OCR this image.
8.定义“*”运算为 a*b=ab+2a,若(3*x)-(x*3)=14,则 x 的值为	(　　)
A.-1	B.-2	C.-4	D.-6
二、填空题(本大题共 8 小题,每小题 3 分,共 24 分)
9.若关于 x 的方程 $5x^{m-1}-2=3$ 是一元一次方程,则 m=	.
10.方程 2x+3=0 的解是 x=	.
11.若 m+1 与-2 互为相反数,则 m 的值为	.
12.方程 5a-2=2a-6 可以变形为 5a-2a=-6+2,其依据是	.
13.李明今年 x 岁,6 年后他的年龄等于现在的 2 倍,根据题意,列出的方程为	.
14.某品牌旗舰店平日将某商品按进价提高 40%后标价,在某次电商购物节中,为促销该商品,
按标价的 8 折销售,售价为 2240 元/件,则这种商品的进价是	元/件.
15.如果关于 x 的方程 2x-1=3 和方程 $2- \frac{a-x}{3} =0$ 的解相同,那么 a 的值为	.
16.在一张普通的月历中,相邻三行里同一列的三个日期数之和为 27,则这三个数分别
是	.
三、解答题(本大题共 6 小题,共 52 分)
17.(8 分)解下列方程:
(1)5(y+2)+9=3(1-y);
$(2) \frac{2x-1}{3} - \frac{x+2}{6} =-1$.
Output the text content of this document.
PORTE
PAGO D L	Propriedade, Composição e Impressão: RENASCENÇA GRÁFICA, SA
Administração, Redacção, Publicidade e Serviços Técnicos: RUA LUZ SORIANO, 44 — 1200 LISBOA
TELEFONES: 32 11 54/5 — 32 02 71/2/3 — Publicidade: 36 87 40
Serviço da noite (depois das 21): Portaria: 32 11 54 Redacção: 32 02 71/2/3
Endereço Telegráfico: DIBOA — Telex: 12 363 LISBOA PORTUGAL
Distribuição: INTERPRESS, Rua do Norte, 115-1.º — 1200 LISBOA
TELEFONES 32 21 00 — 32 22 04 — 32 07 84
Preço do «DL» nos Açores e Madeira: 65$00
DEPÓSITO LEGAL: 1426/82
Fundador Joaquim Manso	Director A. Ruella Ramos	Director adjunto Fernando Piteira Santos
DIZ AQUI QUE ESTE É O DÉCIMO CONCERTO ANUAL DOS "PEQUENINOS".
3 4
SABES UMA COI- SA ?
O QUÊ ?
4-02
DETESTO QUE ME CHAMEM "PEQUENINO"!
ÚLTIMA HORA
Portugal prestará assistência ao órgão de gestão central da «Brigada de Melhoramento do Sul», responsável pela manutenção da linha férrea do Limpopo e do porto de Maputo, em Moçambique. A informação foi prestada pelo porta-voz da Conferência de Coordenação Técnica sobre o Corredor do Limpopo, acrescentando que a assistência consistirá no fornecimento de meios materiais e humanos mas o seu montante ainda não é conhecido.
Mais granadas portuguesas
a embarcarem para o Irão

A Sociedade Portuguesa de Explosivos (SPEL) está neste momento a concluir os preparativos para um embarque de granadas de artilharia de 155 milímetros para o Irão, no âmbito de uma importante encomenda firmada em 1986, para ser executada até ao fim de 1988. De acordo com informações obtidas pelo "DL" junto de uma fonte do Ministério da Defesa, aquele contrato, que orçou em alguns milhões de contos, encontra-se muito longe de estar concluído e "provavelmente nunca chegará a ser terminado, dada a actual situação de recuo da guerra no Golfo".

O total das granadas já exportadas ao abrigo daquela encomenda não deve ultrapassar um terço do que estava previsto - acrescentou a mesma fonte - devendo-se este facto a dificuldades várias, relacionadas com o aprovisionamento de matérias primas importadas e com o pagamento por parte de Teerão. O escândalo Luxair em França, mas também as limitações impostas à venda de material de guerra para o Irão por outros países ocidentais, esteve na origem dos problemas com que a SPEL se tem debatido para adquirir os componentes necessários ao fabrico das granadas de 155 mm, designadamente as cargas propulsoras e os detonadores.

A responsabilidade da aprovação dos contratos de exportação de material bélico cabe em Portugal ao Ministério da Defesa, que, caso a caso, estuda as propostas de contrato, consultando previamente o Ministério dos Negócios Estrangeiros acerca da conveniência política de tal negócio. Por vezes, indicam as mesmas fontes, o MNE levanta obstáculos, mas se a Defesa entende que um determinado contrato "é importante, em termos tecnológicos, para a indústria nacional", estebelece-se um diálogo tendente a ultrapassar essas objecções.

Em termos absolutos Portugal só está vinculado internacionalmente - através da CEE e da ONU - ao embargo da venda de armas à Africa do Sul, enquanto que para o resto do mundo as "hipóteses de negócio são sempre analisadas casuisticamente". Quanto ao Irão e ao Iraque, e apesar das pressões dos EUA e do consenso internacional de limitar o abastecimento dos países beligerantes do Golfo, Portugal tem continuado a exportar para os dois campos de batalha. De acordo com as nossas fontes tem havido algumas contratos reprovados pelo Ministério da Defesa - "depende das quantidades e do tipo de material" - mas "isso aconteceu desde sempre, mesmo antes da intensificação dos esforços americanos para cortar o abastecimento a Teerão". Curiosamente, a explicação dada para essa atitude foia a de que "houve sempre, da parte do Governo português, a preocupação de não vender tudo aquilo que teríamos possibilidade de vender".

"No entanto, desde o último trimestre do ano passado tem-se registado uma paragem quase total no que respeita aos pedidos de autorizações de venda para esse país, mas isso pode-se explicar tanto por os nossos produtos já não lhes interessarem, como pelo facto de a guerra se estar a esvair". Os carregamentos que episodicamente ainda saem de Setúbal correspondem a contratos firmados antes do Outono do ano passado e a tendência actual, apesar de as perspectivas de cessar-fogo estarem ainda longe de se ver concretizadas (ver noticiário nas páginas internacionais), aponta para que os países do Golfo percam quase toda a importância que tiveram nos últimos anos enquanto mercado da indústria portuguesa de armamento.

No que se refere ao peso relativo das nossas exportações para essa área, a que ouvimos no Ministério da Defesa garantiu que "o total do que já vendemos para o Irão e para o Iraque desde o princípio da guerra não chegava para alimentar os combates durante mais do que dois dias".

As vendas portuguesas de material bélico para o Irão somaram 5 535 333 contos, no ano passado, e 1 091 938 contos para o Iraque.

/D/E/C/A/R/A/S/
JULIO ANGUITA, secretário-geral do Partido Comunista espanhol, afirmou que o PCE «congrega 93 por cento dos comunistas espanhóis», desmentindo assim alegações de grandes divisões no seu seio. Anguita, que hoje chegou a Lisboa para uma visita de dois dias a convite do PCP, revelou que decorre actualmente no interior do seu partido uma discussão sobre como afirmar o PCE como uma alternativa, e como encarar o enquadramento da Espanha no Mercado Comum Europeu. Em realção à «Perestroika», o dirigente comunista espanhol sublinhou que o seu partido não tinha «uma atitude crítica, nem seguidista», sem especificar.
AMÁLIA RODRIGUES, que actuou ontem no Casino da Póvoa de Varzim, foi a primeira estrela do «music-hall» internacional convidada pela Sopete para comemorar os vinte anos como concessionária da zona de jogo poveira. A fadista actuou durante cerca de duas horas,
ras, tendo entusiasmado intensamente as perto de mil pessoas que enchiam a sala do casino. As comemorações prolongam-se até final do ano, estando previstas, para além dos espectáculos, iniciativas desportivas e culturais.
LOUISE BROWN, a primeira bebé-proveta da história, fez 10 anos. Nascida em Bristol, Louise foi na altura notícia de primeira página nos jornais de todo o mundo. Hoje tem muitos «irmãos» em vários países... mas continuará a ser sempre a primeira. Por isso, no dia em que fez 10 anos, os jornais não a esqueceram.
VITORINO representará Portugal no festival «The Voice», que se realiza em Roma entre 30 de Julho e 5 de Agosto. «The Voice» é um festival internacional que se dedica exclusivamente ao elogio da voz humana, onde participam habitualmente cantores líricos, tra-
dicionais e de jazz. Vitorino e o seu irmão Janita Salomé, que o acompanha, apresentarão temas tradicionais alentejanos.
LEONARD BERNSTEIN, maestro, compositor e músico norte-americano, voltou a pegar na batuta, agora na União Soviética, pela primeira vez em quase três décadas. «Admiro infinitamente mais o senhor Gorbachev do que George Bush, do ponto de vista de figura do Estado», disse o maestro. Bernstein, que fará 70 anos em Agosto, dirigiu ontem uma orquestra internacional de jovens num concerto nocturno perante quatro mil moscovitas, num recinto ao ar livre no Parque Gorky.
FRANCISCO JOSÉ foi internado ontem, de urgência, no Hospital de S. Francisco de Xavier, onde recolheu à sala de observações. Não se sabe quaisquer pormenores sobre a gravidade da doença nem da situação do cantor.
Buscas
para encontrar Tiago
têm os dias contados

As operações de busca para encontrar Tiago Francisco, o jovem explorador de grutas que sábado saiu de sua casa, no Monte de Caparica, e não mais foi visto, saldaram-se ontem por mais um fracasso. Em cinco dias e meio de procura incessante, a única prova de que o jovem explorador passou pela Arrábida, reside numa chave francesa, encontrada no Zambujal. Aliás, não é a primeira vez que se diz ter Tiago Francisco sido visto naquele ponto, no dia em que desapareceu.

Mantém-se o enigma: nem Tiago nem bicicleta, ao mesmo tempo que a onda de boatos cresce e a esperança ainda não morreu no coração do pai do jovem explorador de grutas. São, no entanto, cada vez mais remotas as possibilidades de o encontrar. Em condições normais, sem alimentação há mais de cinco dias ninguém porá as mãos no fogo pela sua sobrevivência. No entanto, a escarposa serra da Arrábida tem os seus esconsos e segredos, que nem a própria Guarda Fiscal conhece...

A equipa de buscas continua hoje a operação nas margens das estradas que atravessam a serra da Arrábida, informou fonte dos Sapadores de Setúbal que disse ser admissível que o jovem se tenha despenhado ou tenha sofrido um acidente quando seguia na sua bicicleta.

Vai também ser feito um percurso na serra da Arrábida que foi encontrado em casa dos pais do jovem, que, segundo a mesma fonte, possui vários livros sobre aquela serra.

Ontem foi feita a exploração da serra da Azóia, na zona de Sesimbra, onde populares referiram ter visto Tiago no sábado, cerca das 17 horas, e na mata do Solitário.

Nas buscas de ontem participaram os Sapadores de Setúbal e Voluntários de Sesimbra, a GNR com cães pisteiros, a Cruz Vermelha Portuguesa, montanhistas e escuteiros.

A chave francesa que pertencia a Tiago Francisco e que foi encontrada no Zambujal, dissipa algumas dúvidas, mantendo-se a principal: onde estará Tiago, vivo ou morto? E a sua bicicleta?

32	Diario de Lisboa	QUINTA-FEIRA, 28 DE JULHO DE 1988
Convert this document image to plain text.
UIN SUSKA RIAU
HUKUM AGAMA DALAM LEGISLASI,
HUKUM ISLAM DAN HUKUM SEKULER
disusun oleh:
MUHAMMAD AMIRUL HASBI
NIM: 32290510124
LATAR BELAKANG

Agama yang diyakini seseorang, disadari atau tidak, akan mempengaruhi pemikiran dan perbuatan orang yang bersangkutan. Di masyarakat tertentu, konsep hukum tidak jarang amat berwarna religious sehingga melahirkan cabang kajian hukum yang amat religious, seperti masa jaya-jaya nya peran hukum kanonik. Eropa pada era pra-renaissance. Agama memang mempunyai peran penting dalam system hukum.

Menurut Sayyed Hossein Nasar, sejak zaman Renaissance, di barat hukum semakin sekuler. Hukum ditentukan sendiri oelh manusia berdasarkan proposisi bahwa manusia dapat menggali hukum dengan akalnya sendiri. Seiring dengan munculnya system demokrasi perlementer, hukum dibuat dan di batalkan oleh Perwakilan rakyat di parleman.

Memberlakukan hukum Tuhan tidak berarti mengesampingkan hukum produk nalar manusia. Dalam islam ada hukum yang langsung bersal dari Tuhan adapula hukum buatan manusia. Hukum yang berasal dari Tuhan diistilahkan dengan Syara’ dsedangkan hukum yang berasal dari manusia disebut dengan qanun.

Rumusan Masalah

* Exercise: Above are records; say how many of their lines contain the word "Redacção", giving only the number.

* Exercise solution: 2